• WHAT YOU HAVE TO DO: Within the listing below, locate all lines containing the word "volume". Copy each one.

• Records that describe figures:
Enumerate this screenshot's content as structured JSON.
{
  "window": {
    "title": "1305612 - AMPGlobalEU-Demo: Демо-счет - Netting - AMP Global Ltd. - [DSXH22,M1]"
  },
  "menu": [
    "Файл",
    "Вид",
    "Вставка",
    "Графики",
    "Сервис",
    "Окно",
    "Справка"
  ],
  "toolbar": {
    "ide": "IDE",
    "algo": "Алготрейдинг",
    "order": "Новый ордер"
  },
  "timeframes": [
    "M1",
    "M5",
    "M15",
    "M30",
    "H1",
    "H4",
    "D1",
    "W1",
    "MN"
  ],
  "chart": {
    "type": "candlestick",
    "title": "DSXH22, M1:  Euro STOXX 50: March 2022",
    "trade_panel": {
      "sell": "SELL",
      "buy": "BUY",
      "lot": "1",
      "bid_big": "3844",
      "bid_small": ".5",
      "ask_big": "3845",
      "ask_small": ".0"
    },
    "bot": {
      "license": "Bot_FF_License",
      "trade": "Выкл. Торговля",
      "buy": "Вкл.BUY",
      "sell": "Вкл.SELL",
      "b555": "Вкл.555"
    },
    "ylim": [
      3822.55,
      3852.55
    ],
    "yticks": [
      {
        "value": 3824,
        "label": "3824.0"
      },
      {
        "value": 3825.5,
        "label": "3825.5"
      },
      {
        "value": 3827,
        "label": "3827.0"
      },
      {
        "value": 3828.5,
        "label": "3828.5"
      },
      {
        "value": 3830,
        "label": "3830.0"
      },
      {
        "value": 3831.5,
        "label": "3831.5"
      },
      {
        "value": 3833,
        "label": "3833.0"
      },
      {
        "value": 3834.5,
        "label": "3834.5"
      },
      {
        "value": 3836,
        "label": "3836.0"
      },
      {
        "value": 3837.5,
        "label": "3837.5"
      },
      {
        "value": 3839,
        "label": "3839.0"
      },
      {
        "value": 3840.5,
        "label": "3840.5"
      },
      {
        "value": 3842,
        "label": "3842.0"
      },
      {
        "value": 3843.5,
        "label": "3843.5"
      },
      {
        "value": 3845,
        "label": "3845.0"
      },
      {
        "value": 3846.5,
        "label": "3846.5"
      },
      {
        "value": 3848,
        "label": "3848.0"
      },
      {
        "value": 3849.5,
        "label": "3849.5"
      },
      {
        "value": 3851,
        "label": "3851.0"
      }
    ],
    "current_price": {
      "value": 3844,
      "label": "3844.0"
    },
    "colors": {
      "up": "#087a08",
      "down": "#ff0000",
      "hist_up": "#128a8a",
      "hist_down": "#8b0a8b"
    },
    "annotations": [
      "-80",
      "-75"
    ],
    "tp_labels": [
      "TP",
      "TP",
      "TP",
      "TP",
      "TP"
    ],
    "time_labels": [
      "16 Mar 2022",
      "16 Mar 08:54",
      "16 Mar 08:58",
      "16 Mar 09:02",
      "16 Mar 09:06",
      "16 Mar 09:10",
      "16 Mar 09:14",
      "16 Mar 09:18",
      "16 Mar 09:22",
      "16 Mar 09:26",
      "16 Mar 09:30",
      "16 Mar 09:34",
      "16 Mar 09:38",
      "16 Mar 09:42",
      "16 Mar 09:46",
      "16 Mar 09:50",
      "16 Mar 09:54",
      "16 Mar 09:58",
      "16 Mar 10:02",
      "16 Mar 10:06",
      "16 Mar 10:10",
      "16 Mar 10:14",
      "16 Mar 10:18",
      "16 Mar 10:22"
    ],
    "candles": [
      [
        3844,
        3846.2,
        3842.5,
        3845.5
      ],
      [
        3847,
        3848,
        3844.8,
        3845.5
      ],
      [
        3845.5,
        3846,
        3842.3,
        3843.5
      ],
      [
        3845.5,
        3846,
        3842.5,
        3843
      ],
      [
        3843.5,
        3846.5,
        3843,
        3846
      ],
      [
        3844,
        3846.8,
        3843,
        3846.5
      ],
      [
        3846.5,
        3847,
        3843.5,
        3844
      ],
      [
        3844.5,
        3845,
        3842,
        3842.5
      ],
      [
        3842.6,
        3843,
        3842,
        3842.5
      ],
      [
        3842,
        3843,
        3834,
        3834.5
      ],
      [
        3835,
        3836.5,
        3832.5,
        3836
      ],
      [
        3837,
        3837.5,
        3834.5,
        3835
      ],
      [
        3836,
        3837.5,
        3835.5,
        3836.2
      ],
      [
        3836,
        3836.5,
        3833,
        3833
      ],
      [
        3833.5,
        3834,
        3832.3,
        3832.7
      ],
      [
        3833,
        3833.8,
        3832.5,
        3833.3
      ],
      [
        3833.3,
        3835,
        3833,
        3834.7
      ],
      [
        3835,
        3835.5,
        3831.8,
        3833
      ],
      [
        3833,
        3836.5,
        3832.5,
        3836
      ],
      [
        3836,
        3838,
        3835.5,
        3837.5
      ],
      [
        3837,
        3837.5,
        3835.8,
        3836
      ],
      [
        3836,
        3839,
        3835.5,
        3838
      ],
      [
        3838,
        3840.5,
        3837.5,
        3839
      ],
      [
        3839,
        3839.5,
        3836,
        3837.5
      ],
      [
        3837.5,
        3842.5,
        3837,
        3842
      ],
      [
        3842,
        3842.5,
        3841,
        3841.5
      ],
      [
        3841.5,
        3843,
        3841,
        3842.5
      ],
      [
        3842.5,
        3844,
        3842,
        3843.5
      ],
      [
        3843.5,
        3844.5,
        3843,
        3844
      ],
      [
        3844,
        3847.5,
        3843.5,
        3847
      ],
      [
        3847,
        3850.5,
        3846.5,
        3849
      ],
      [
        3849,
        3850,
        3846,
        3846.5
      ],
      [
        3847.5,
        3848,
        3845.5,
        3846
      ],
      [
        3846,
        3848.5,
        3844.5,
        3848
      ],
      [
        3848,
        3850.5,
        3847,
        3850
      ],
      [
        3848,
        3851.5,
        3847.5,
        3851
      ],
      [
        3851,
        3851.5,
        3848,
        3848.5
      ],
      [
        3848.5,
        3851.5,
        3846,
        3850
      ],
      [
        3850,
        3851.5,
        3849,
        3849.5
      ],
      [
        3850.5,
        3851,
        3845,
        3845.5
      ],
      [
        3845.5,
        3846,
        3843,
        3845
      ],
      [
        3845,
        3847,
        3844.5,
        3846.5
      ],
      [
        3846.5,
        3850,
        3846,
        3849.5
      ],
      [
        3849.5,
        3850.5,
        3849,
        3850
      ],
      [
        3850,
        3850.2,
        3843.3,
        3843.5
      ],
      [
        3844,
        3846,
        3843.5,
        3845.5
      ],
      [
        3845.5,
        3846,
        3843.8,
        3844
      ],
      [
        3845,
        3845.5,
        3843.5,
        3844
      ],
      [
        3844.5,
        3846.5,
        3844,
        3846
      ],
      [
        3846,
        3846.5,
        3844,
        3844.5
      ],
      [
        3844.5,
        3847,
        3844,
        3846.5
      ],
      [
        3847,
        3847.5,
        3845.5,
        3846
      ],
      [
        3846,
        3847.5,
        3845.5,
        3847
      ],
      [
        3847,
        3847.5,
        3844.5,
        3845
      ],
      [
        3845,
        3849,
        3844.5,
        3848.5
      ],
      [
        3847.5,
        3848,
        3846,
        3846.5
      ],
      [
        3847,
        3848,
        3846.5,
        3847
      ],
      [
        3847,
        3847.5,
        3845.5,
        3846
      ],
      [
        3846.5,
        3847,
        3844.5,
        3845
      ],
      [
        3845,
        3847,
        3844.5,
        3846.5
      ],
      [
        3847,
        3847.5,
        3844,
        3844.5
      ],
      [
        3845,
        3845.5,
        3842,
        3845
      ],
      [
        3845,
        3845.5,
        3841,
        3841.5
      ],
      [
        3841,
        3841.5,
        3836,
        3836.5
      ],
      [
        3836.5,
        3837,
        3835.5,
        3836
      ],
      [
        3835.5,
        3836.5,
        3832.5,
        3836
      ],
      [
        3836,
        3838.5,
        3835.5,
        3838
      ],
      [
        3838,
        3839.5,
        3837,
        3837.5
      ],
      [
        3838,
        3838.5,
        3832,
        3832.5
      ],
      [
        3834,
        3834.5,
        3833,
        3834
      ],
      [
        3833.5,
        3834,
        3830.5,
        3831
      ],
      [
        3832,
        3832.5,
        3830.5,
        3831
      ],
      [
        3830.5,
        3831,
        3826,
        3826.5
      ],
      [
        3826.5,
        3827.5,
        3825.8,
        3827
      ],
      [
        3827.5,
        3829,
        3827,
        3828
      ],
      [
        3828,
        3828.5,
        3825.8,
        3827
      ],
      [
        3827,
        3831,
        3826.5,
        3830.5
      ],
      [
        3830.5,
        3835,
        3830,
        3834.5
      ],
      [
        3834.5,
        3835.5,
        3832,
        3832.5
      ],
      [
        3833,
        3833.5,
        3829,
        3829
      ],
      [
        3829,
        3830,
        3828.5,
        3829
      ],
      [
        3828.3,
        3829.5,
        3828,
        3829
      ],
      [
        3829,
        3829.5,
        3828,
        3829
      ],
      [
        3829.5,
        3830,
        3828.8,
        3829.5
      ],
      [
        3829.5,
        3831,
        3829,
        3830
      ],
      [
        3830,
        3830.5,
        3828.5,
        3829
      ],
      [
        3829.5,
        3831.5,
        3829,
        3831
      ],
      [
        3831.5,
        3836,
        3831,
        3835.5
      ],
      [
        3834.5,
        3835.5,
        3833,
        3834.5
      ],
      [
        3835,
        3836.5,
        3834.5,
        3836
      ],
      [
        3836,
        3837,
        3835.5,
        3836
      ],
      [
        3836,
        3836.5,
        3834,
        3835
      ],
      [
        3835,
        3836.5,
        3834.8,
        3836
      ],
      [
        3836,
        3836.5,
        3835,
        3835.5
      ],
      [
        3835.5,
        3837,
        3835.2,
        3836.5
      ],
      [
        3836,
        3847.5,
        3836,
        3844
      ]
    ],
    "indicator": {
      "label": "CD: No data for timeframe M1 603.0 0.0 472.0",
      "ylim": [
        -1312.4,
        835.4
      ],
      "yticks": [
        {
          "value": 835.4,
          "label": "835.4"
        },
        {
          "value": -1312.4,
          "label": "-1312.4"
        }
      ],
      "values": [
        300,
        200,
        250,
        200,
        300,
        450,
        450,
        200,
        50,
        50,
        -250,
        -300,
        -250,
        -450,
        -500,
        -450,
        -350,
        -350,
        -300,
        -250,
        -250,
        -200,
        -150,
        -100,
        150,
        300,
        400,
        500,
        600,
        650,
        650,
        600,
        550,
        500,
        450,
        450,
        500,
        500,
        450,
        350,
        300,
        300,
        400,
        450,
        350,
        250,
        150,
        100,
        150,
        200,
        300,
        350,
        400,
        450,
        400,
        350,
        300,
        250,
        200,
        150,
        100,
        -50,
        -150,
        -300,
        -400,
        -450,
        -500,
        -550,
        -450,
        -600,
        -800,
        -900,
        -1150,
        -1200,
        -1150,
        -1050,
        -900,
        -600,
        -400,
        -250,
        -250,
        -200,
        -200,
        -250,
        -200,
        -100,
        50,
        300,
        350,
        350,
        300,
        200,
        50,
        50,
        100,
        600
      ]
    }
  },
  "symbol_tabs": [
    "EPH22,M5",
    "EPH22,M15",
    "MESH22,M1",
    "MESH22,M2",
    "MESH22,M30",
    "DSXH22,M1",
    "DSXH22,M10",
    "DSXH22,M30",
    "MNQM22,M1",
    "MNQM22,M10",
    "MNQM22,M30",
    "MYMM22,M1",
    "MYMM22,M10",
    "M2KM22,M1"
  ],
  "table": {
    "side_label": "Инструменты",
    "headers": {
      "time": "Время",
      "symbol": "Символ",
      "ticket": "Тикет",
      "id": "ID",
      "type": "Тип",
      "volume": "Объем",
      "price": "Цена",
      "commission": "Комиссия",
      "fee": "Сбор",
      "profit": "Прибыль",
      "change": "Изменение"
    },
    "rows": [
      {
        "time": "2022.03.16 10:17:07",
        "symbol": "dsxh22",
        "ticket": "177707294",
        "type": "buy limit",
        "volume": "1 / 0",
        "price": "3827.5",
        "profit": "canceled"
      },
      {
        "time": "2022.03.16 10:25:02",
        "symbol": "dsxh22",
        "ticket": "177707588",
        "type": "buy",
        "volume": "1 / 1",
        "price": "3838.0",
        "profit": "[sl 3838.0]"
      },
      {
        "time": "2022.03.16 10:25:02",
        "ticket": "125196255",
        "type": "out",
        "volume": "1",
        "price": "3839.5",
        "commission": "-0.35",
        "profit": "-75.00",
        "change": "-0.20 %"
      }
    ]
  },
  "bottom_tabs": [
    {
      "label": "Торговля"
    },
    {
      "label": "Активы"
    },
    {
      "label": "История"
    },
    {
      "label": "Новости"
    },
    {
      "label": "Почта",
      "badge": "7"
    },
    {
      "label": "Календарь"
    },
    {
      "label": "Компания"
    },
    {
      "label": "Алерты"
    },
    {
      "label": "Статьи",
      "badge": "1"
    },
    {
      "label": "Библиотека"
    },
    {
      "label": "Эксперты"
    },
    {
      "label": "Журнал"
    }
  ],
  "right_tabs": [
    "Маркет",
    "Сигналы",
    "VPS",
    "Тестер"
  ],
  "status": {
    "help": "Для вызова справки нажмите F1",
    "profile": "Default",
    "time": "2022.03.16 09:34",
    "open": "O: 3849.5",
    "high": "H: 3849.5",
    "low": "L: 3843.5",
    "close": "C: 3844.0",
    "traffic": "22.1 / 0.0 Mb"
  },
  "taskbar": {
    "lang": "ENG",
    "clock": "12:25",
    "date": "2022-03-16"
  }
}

• THE ANSWER:
      "volume": "Объем",
        "volume": "1 / 0",
        "volume": "1 / 1",
        "volume": "1",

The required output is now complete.